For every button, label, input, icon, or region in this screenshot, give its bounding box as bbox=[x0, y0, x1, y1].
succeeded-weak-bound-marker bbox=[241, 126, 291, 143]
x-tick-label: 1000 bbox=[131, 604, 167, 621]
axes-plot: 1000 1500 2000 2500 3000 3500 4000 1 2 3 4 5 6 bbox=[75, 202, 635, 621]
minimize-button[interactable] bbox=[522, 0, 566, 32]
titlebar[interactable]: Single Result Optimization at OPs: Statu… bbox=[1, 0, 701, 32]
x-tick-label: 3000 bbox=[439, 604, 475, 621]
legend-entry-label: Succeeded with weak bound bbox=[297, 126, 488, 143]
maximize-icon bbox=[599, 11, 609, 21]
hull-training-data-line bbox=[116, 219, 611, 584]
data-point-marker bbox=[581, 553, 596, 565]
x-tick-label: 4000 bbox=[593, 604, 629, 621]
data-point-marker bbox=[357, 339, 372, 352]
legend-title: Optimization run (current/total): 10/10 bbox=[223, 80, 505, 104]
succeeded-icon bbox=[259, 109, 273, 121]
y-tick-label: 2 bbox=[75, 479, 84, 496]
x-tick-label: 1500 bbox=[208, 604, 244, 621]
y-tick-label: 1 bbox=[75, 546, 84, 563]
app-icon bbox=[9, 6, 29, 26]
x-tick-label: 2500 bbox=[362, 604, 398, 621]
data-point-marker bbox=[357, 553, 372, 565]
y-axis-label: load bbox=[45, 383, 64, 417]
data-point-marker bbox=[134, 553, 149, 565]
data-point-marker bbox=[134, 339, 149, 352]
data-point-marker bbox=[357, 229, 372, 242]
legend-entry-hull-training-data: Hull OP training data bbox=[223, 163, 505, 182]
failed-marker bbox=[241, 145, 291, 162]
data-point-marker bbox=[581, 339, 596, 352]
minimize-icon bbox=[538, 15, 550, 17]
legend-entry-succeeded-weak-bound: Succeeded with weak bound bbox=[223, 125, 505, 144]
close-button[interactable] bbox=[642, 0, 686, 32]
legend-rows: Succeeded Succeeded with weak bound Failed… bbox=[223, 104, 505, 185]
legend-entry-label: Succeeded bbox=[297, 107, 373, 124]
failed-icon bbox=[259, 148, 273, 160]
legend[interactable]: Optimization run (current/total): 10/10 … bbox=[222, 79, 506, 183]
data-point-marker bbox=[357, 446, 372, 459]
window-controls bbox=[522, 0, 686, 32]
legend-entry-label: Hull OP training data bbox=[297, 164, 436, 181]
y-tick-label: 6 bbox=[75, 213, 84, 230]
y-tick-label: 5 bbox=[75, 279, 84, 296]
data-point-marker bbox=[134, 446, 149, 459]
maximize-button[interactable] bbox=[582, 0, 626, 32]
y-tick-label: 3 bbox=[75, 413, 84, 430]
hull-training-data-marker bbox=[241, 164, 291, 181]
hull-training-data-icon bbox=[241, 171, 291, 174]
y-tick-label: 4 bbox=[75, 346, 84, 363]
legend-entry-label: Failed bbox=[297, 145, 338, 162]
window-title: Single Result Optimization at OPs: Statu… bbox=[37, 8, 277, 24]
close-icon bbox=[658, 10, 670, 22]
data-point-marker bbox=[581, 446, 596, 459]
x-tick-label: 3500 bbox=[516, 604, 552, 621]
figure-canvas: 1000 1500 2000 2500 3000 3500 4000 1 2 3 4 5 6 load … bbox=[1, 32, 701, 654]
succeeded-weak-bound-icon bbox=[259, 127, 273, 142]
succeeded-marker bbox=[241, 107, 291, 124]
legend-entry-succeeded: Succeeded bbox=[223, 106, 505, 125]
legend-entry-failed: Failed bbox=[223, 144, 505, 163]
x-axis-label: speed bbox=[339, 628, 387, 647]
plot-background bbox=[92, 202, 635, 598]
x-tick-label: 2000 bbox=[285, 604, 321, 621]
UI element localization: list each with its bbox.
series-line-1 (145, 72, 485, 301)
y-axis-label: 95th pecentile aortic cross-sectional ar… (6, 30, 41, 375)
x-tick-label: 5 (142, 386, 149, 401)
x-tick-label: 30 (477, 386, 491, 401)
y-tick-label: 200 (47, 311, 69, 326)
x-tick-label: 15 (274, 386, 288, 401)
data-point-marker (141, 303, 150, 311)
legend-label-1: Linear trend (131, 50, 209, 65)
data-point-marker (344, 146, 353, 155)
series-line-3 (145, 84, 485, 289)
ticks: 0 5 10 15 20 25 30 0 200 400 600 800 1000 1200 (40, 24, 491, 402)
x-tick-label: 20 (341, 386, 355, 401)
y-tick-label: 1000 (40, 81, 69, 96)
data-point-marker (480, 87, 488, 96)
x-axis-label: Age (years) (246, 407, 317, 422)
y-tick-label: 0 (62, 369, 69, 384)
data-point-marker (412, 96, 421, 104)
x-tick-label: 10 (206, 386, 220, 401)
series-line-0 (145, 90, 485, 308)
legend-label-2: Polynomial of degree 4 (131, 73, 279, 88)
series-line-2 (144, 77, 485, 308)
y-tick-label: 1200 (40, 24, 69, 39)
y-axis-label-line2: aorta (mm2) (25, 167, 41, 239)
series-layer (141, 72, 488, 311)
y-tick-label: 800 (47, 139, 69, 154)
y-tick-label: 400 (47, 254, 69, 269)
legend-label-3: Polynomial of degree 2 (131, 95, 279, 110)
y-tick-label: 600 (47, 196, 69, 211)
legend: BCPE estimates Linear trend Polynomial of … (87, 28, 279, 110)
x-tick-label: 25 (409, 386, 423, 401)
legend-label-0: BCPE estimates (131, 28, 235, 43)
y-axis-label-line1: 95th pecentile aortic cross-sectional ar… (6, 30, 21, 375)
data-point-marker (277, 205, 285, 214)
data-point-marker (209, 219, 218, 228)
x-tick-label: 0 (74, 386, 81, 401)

^^^^

Copy all of the records above line for line, changing nothing.

Finished task.
For every button, label, input, icon, or region in this screenshot, give its bounding box as bbox=[x0, y0, x1, y1].
succeeded-weak-bound-marker bbox=[241, 126, 291, 143]
x-tick-label: 1000 bbox=[131, 604, 167, 621]
axes-plot: 1000 1500 2000 2500 3000 3500 4000 1 2 3 4 5 6 bbox=[75, 202, 635, 621]
minimize-button[interactable] bbox=[522, 0, 566, 32]
titlebar[interactable]: Single Result Optimization at OPs: Statu… bbox=[1, 0, 701, 32]
x-tick-label: 3000 bbox=[439, 604, 475, 621]
legend-entry-label: Succeeded with weak bound bbox=[297, 126, 488, 143]
maximize-icon bbox=[599, 11, 609, 21]
hull-training-data-line bbox=[116, 219, 611, 584]
data-point-marker bbox=[581, 553, 596, 565]
x-tick-label: 4000 bbox=[593, 604, 629, 621]
data-point-marker bbox=[357, 339, 372, 352]
legend-title: Optimization run (current/total): 10/10 bbox=[223, 80, 505, 104]
succeeded-icon bbox=[259, 109, 273, 121]
y-tick-label: 2 bbox=[75, 479, 84, 496]
x-tick-label: 1500 bbox=[208, 604, 244, 621]
y-tick-label: 1 bbox=[75, 546, 84, 563]
app-icon bbox=[9, 6, 29, 26]
x-tick-label: 2500 bbox=[362, 604, 398, 621]
data-point-marker bbox=[357, 553, 372, 565]
y-axis-label: load bbox=[45, 383, 64, 417]
data-point-marker bbox=[134, 553, 149, 565]
data-point-marker bbox=[134, 339, 149, 352]
data-point-marker bbox=[357, 229, 372, 242]
legend-entry-hull-training-data: Hull OP training data bbox=[223, 163, 505, 182]
failed-marker bbox=[241, 145, 291, 162]
data-point-marker bbox=[581, 339, 596, 352]
minimize-icon bbox=[538, 15, 550, 17]
legend-entry-succeeded-weak-bound: Succeeded with weak bound bbox=[223, 125, 505, 144]
close-button[interactable] bbox=[642, 0, 686, 32]
legend-rows: Succeeded Succeeded with weak bound Failed… bbox=[223, 104, 505, 185]
legend-entry-label: Succeeded bbox=[297, 107, 373, 124]
failed-icon bbox=[259, 148, 273, 160]
legend[interactable]: Optimization run (current/total): 10/10 … bbox=[222, 79, 506, 183]
data-point-marker bbox=[357, 446, 372, 459]
window-controls bbox=[522, 0, 686, 32]
legend-entry-label: Hull OP training data bbox=[297, 164, 436, 181]
y-tick-label: 6 bbox=[75, 213, 84, 230]
y-tick-label: 5 bbox=[75, 279, 84, 296]
data-point-marker bbox=[134, 446, 149, 459]
maximize-button[interactable] bbox=[582, 0, 626, 32]
y-tick-label: 3 bbox=[75, 413, 84, 430]
hull-training-data-marker bbox=[241, 164, 291, 181]
hull-training-data-icon bbox=[241, 171, 291, 174]
y-tick-label: 4 bbox=[75, 346, 84, 363]
legend-entry-label: Failed bbox=[297, 145, 338, 162]
window-title: Single Result Optimization at OPs: Statu… bbox=[37, 8, 277, 24]
close-icon bbox=[658, 10, 670, 22]
data-point-marker bbox=[581, 446, 596, 459]
x-tick-label: 3500 bbox=[516, 604, 552, 621]
figure-canvas: 1000 1500 2000 2500 3000 3500 4000 1 2 3 4 5 6 load … bbox=[1, 32, 701, 654]
succeeded-weak-bound-icon bbox=[259, 127, 273, 142]
succeeded-marker bbox=[241, 107, 291, 124]
legend-entry-succeeded: Succeeded bbox=[223, 106, 505, 125]
legend-entry-failed: Failed bbox=[223, 144, 505, 163]
x-axis-label: speed bbox=[339, 628, 387, 647]
plot-background bbox=[92, 202, 635, 598]
x-tick-label: 2000 bbox=[285, 604, 321, 621]
UI element localization: list each with its bbox.
series-line-1 (145, 72, 485, 301)
y-axis-label: 95th pecentile aortic cross-sectional ar… (6, 30, 41, 375)
x-tick-label: 5 (142, 386, 149, 401)
x-tick-label: 30 (477, 386, 491, 401)
y-tick-label: 200 (47, 311, 69, 326)
x-tick-label: 15 (274, 386, 288, 401)
data-point-marker (141, 303, 150, 311)
legend-label-1: Linear trend (131, 50, 209, 65)
data-point-marker (344, 146, 353, 155)
series-line-3 (145, 84, 485, 289)
ticks: 0 5 10 15 20 25 30 0 200 400 600 800 1000 1200 (40, 24, 491, 402)
x-tick-label: 20 (341, 386, 355, 401)
y-tick-label: 1000 (40, 81, 69, 96)
data-point-marker (480, 87, 488, 96)
x-axis-label: Age (years) (246, 407, 317, 422)
y-tick-label: 0 (62, 369, 69, 384)
data-point-marker (412, 96, 421, 104)
x-tick-label: 10 (206, 386, 220, 401)
series-line-0 (145, 90, 485, 308)
legend-label-2: Polynomial of degree 4 (131, 73, 279, 88)
series-line-2 (144, 77, 485, 308)
y-tick-label: 1200 (40, 24, 69, 39)
y-axis-label-line2: aorta (mm2) (25, 167, 41, 239)
series-layer (141, 72, 488, 311)
y-tick-label: 800 (47, 139, 69, 154)
y-tick-label: 400 (47, 254, 69, 269)
legend-label-3: Polynomial of degree 2 (131, 95, 279, 110)
y-tick-label: 600 (47, 196, 69, 211)
legend: BCPE estimates Linear trend Polynomial of … (87, 28, 279, 110)
x-tick-label: 25 (409, 386, 423, 401)
legend-label-0: BCPE estimates (131, 28, 235, 43)
y-axis-label-line1: 95th pecentile aortic cross-sectional ar… (6, 30, 21, 375)
data-point-marker (277, 205, 285, 214)
data-point-marker (209, 219, 218, 228)
x-tick-label: 0 (74, 386, 81, 401)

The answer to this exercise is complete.